> _SUPPLIED DATA_:
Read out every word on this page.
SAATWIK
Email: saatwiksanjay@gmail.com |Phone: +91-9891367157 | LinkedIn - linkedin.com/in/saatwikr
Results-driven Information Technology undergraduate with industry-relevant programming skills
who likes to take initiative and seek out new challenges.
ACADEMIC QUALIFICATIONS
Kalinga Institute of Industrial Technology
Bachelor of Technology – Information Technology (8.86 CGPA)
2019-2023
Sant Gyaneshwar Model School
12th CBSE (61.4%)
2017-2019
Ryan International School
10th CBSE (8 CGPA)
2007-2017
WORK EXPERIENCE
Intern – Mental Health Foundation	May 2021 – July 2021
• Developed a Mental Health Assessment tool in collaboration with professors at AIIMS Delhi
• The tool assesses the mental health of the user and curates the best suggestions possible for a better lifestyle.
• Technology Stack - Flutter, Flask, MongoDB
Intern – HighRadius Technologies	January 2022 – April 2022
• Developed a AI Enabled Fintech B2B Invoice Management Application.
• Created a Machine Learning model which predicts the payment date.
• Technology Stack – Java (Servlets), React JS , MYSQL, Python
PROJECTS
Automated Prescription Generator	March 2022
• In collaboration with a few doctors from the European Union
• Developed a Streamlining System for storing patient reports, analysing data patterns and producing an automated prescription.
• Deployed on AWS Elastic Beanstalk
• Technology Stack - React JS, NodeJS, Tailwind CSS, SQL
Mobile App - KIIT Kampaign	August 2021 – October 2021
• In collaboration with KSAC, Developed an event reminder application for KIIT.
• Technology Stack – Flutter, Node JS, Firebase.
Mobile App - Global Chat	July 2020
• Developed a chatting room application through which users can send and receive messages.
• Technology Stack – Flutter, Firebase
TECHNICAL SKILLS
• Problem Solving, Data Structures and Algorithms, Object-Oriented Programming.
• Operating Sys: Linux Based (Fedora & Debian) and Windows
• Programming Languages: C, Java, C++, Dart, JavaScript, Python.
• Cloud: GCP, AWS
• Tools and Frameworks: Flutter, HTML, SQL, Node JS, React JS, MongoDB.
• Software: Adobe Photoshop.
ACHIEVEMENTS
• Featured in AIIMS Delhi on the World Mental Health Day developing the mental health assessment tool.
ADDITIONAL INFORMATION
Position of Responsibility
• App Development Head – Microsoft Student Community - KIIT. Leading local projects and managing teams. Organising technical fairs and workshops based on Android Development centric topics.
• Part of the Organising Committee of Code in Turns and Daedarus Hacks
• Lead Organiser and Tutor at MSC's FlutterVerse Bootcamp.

> _EXERCISE_: Write out every record verbatim.

> _TASK ANSWER_:
Read out every word on this page.
SAATWIK
Email: saatwiksanjay@gmail.com |Phone: +91-9891367157 | LinkedIn - linkedin.com/in/saatwikr
Results-driven Information Technology undergraduate with industry-relevant programming skills
who likes to take initiative and seek out new challenges.
ACADEMIC QUALIFICATIONS
Kalinga Institute of Industrial Technology
Bachelor of Technology – Information Technology (8.86 CGPA)
2019-2023
Sant Gyaneshwar Model School
12th CBSE (61.4%)
2017-2019
Ryan International School
10th CBSE (8 CGPA)
2007-2017
WORK EXPERIENCE
Intern – Mental Health Foundation	May 2021 – July 2021
• Developed a Mental Health Assessment tool in collaboration with professors at AIIMS Delhi
• The tool assesses the mental health of the user and curates the best suggestions possible for a better lifestyle.
• Technology Stack - Flutter, Flask, MongoDB
Intern – HighRadius Technologies	January 2022 – April 2022
• Developed a AI Enabled Fintech B2B Invoice Management Application.
• Created a Machine Learning model which predicts the payment date.
• Technology Stack – Java (Servlets), React JS , MYSQL, Python
PROJECTS
Automated Prescription Generator	March 2022
• In collaboration with a few doctors from the European Union
• Developed a Streamlining System for storing patient reports, analysing data patterns and producing an automated prescription.
• Deployed on AWS Elastic Beanstalk
• Technology Stack - React JS, NodeJS, Tailwind CSS, SQL
Mobile App - KIIT Kampaign	August 2021 – October 2021
• In collaboration with KSAC, Developed an event reminder application for KIIT.
• Technology Stack – Flutter, Node JS, Firebase.
Mobile App - Global Chat	July 2020
• Developed a chatting room application through which users can send and receive messages.
• Technology Stack – Flutter, Firebase
TECHNICAL SKILLS
• Problem Solving, Data Structures and Algorithms, Object-Oriented Programming.
• Operating Sys: Linux Based (Fedora & Debian) and Windows
• Programming Languages: C, Java, C++, Dart, JavaScript, Python.
• Cloud: GCP, AWS
• Tools and Frameworks: Flutter, HTML, SQL, Node JS, React JS, MongoDB.
• Software: Adobe Photoshop.
ACHIEVEMENTS
• Featured in AIIMS Delhi on the World Mental Health Day developing the mental health assessment tool.
ADDITIONAL INFORMATION
Position of Responsibility
• App Development Head – Microsoft Student Community - KIIT. Leading local projects and managing teams. Organising technical fairs and workshops based on Android Development centric topics.
• Part of the Organising Committee of Code in Turns and Daedarus Hacks
• Lead Organiser and Tutor at MSC's FlutterVerse Bootcamp.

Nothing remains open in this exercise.